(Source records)
* * * *

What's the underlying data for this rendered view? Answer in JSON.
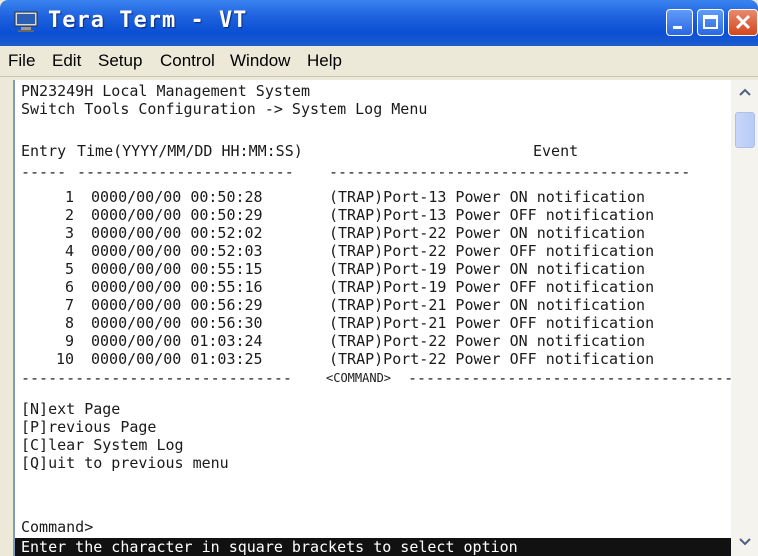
{
  "window": {
    "title": "Tera Term - VT"
  },
  "menu": [
    "File",
    "Edit",
    "Setup",
    "Control",
    "Window",
    "Help"
  ],
  "terminal": {
    "header1": "PN23249H Local Management System",
    "header2": "Switch Tools Configuration -> System Log Menu",
    "col_entry": "Entry",
    "col_time": "Time(YYYY/MM/DD HH:MM:SS)",
    "col_event": "Event",
    "dash_entry": "-----",
    "dash_time": "------------------------",
    "dash_event": "----------------------------------------",
    "rows": [
      {
        "entry": "1",
        "time": "0000/00/00 00:50:28",
        "event": "(TRAP)Port-13 Power ON notification"
      },
      {
        "entry": "2",
        "time": "0000/00/00 00:50:29",
        "event": "(TRAP)Port-13 Power OFF notification"
      },
      {
        "entry": "3",
        "time": "0000/00/00 00:52:02",
        "event": "(TRAP)Port-22 Power ON notification"
      },
      {
        "entry": "4",
        "time": "0000/00/00 00:52:03",
        "event": "(TRAP)Port-22 Power OFF notification"
      },
      {
        "entry": "5",
        "time": "0000/00/00 00:55:15",
        "event": "(TRAP)Port-19 Power ON notification"
      },
      {
        "entry": "6",
        "time": "0000/00/00 00:55:16",
        "event": "(TRAP)Port-19 Power OFF notification"
      },
      {
        "entry": "7",
        "time": "0000/00/00 00:56:29",
        "event": "(TRAP)Port-21 Power ON notification"
      },
      {
        "entry": "8",
        "time": "0000/00/00 00:56:30",
        "event": "(TRAP)Port-21 Power OFF notification"
      },
      {
        "entry": "9",
        "time": "0000/00/00 01:03:24",
        "event": "(TRAP)Port-22 Power ON notification"
      },
      {
        "entry": "10",
        "time": "0000/00/00 01:03:25",
        "event": "(TRAP)Port-22 Power OFF notification"
      }
    ],
    "command_divider_left": "------------------------------",
    "command_divider_label": "<COMMAND>",
    "command_divider_right": "---------------------------------------",
    "options": [
      "[N]ext Page",
      "[P]revious Page",
      "[C]lear System Log",
      "[Q]uit to previous menu"
    ],
    "prompt": "Command>",
    "status_line": "Enter the character in square brackets to select option"
  },
  "colors": {
    "titlebar": "#0b4fd4",
    "terminal_bg": "#ffffff",
    "terminal_text": "#1a1a1a",
    "status_bg": "#111111",
    "status_text": "#ffffff"
  },
  "icons": [
    "teraterm-app-icon",
    "minimize-icon",
    "maximize-icon",
    "close-icon",
    "scroll-up-icon",
    "scroll-down-icon"
  ]
}
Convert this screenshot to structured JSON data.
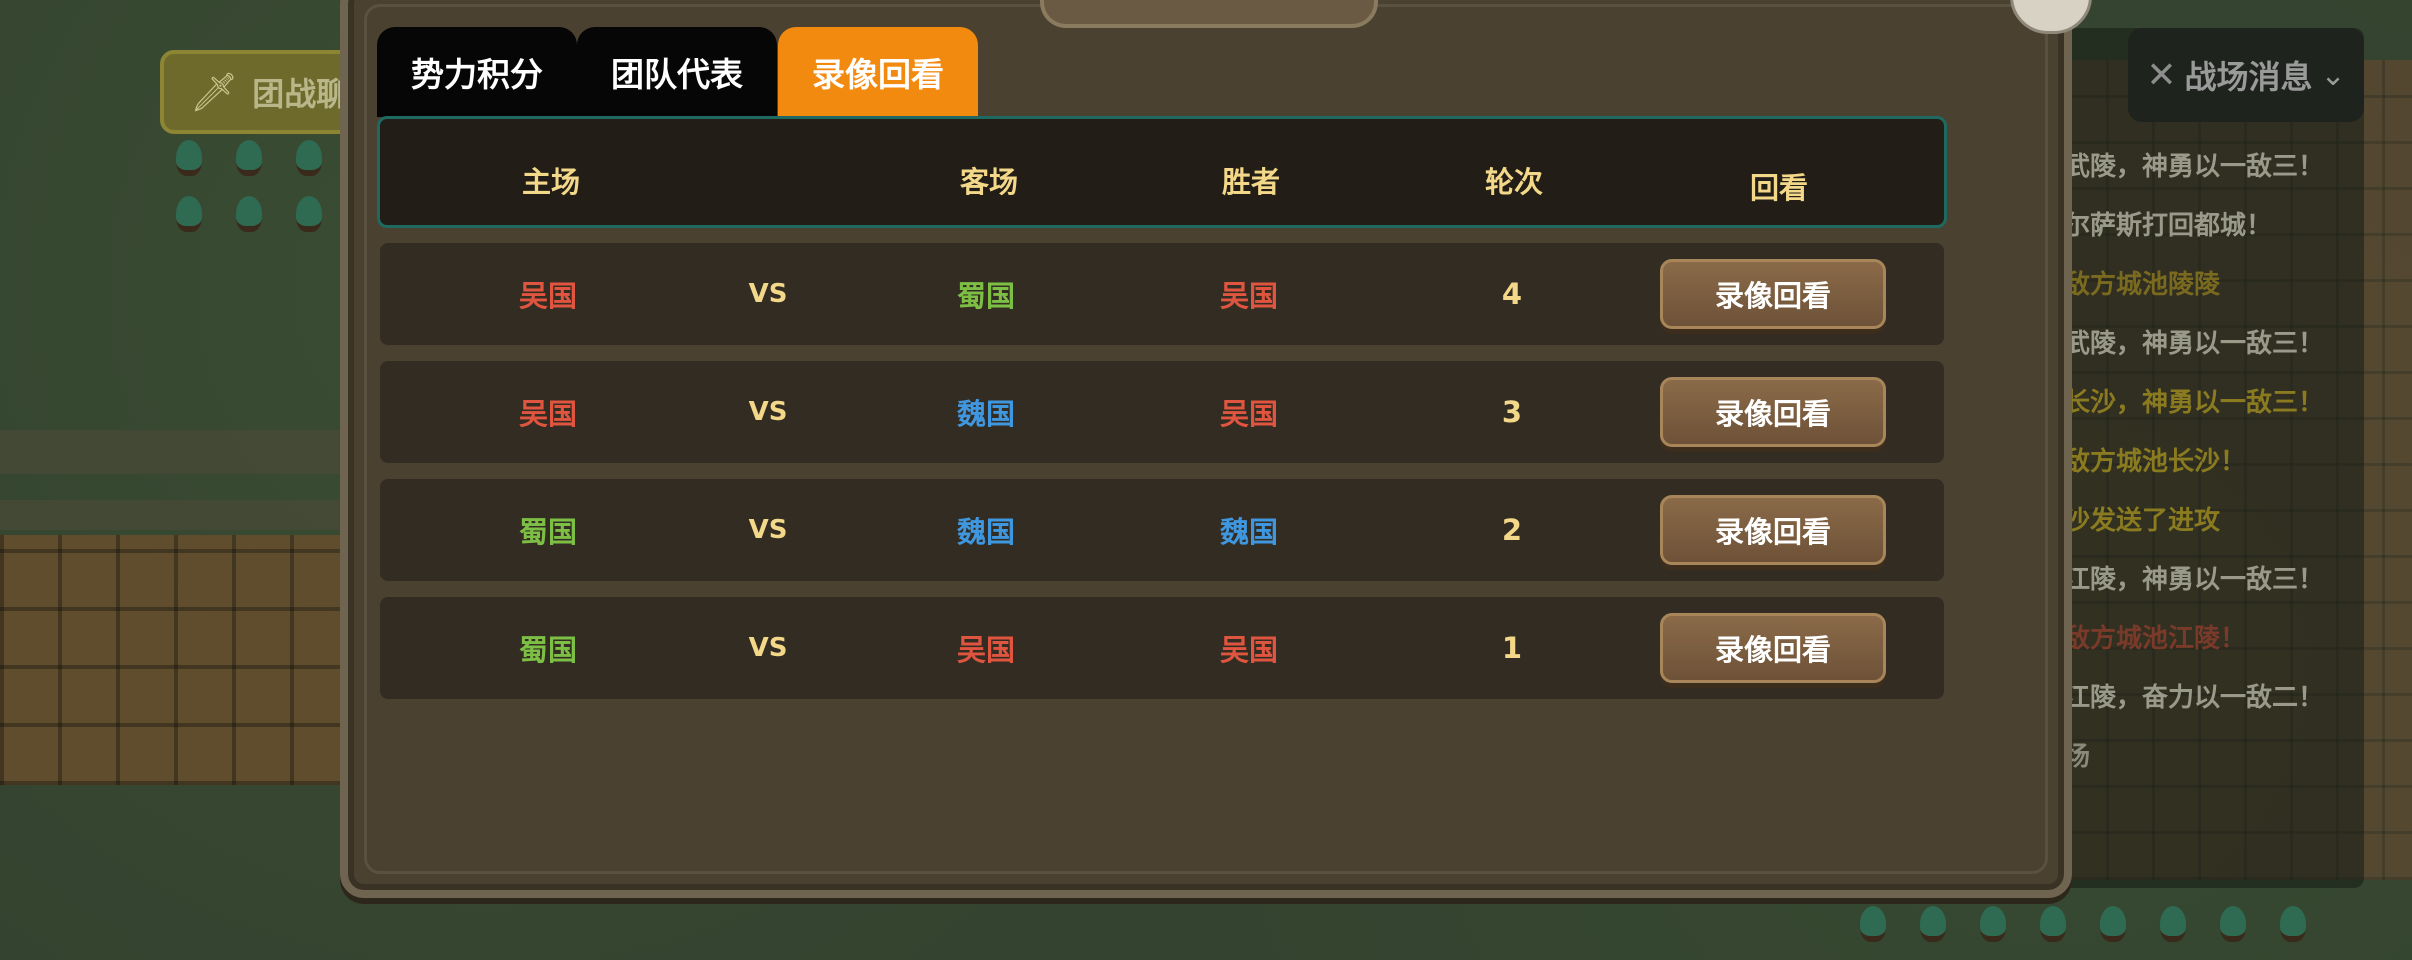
{
  "background": {
    "team_battle_label": "团战聊",
    "messages_header": "战场消息",
    "messages": [
      {
        "text": "武陵，神勇以一敌三！",
        "color": "#9a9a8a"
      },
      {
        "text": "尔萨斯打回都城！",
        "color": "#9a9a8a"
      },
      {
        "text": "敌方城池陵陵",
        "color": "#7a6a20"
      },
      {
        "text": "武陵，神勇以一敌三！",
        "color": "#9a9a8a"
      },
      {
        "text": "长沙，神勇以一敌三！",
        "color": "#8a7a20"
      },
      {
        "text": "敌方城池长沙！",
        "color": "#8a7a20"
      },
      {
        "text": "沙发送了进攻",
        "color": "#8a7a20"
      },
      {
        "text": "江陵，神勇以一敌三！",
        "color": "#9a9a8a"
      },
      {
        "text": "敌方城池江陵！",
        "color": "#7a3a2a"
      },
      {
        "text": "江陵，奋力以一敌二！",
        "color": "#9a9a8a"
      },
      {
        "text": "场",
        "color": "#8a8a7a"
      }
    ]
  },
  "tabs": [
    {
      "label": "势力积分",
      "active": false
    },
    {
      "label": "团队代表",
      "active": false
    },
    {
      "label": "录像回看",
      "active": true
    }
  ],
  "columns": {
    "home": "主场",
    "away": "客场",
    "winner": "胜者",
    "round": "轮次",
    "replay": "回看"
  },
  "vs_label": "VS",
  "replay_button_label": "录像回看",
  "rows": [
    {
      "home": "吴国",
      "away": "蜀国",
      "winner": "吴国",
      "round": "4"
    },
    {
      "home": "吴国",
      "away": "魏国",
      "winner": "吴国",
      "round": "3"
    },
    {
      "home": "蜀国",
      "away": "魏国",
      "winner": "魏国",
      "round": "2"
    },
    {
      "home": "蜀国",
      "away": "吴国",
      "winner": "吴国",
      "round": "1"
    }
  ],
  "faction_colors": {
    "吴国": "#e0553f",
    "蜀国": "#7dbf45",
    "魏国": "#3f97e0"
  }
}
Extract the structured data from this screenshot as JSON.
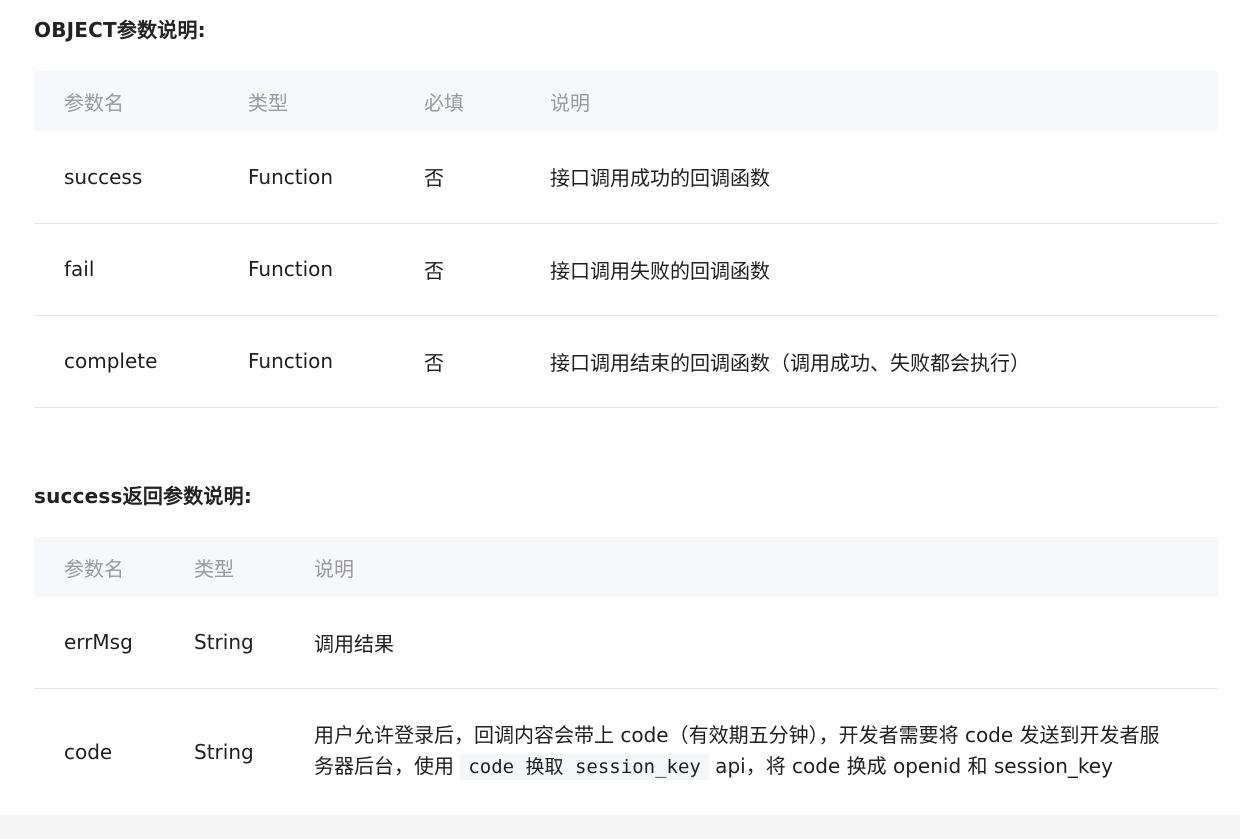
{
  "section1": {
    "title": "OBJECT参数说明:",
    "headers": [
      "参数名",
      "类型",
      "必填",
      "说明"
    ],
    "rows": [
      {
        "name": "success",
        "type": "Function",
        "required": "否",
        "desc": "接口调用成功的回调函数"
      },
      {
        "name": "fail",
        "type": "Function",
        "required": "否",
        "desc": "接口调用失败的回调函数"
      },
      {
        "name": "complete",
        "type": "Function",
        "required": "否",
        "desc": "接口调用结束的回调函数（调用成功、失败都会执行）"
      }
    ]
  },
  "section2": {
    "title": "success返回参数说明:",
    "headers": [
      "参数名",
      "类型",
      "说明"
    ],
    "rows": [
      {
        "name": "errMsg",
        "type": "String",
        "desc": "调用结果"
      },
      {
        "name": "code",
        "type": "String",
        "desc_before": "用户允许登录后，回调内容会带上 code（有效期五分钟），开发者需要将 code 发送到开发者服务器后台，使用 ",
        "desc_code": "code 换取 session_key",
        "desc_after": " api，将 code 换成 openid 和 session_key"
      }
    ]
  }
}
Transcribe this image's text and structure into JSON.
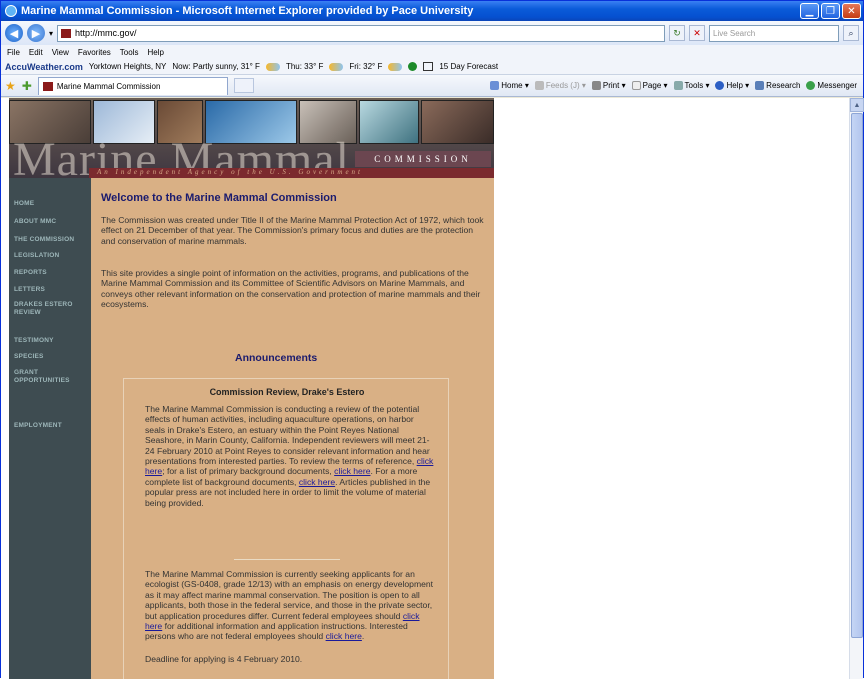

* * * *

[EXERCISE]:
Within the data above, count the lines that contain the string "ffffff"; the reply is the number alone.

[TASK RESULT]:
2